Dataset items
◇ ◇ ◇
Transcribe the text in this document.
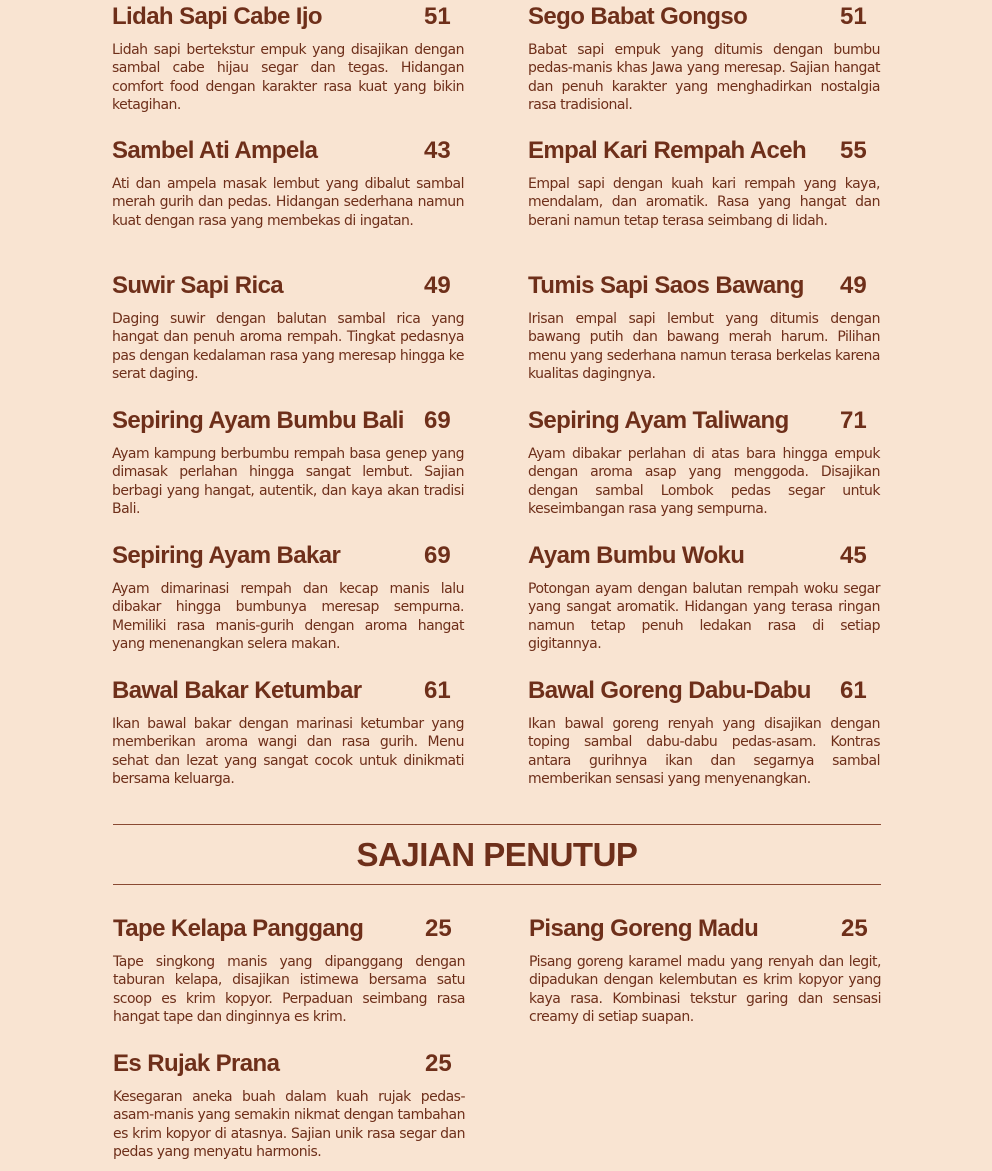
Lidah Sapi Cabe Ijo	51
Lidah sapi bertekstur empuk yang disajikan dengan sambal cabe hijau segar dan tegas. Hidangan comfort food dengan karakter rasa kuat yang bikin ketagihan.
Sego Babat Gongso	51
Babat sapi empuk yang ditumis dengan bumbu pedas-manis khas Jawa yang meresap. Sajian hangat dan penuh karakter yang menghadirkan nostalgia rasa tradisional.
Sambel Ati Ampela	43
Ati dan ampela masak lembut yang dibalut sambal merah gurih dan pedas. Hidangan sederhana namun kuat dengan rasa yang membekas di ingatan.
Empal Kari Rempah Aceh 55
Empal sapi dengan kuah kari rempah yang kaya, mendalam, dan aromatik. Rasa yang hangat dan berani namun tetap terasa seimbang di lidah.
Suwir Sapi Rica	49
Daging suwir dengan balutan sambal rica yang hangat dan penuh aroma rempah. Tingkat pedasnya pas dengan kedalaman rasa yang meresap hingga ke serat daging.
Tumis Sapi Saos Bawang 49
Irisan empal sapi lembut yang ditumis dengan bawang putih dan bawang merah harum. Pilihan menu yang sederhana namun terasa berkelas karena kualitas dagingnya.
Sepiring Ayam Bumbu Bali 69
Ayam kampung berbumbu rempah basa genep yang dimasak perlahan hingga sangat lembut. Sajian berbagi yang hangat, autentik, dan kaya akan tradisi Bali.
Sepiring Ayam Taliwang 71
Ayam dibakar perlahan di atas bara hingga empuk dengan aroma asap yang menggoda. Disajikan dengan sambal Lombok pedas segar untuk keseimbangan rasa yang sempurna.
Sepiring Ayam Bakar	69
Ayam dimarinasi rempah dan kecap manis lalu dibakar hingga bumbunya meresap sempurna. Memiliki rasa manis-gurih dengan aroma hangat yang menenangkan selera makan.
Ayam Bumbu Woku	45
Potongan ayam dengan balutan rempah woku segar yang sangat aromatik. Hidangan yang terasa ringan namun tetap penuh ledakan rasa di setiap gigitannya.
Bawal Bakar Ketumbar	61
Ikan bawal bakar dengan marinasi ketumbar yang memberikan aroma wangi dan rasa gurih. Menu sehat dan lezat yang sangat cocok untuk dinikmati bersama keluarga.
Bawal Goreng Dabu-Dabu 61
Ikan bawal goreng renyah yang disajikan dengan toping sambal dabu-dabu pedas-asam. Kontras antara gurihnya ikan dan segarnya sambal memberikan sensasi yang menyenangkan.
SAJIAN PENUTUP
Tape Kelapa Panggang	25
Tape singkong manis yang dipanggang dengan taburan kelapa, disajikan istimewa bersama satu scoop es krim kopyor. Perpaduan seimbang rasa hangat tape dan dinginnya es krim.
Pisang Goreng Madu	25
Pisang goreng karamel madu yang renyah dan legit, dipadukan dengan kelembutan es krim kopyor yang kaya rasa. Kombinasi tekstur garing dan sensasi creamy di setiap suapan.
Es Rujak Prana	25
Kesegaran aneka buah dalam kuah rujak pedas-asam-manis yang semakin nikmat dengan tambahan es krim kopyor di atasnya. Sajian unik rasa segar dan pedas yang menyatu harmonis.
◇ ◇ ◇
Aim :: Go through the records and show every line with the string "Hidangan" in it.

Reply to the task ::
Lidah sapi bertekstur empuk yang disajikan dengan sambal cabe hijau segar dan tegas. Hidangan comfort food dengan karakter rasa kuat yang bikin ketagihan.
Ati dan ampela masak lembut yang dibalut sambal merah gurih dan pedas. Hidangan sederhana namun kuat dengan rasa yang membekas di ingatan.
Potongan ayam dengan balutan rempah woku segar yang sangat aromatik. Hidangan yang terasa ringan namun tetap penuh ledakan rasa di setiap gigitannya.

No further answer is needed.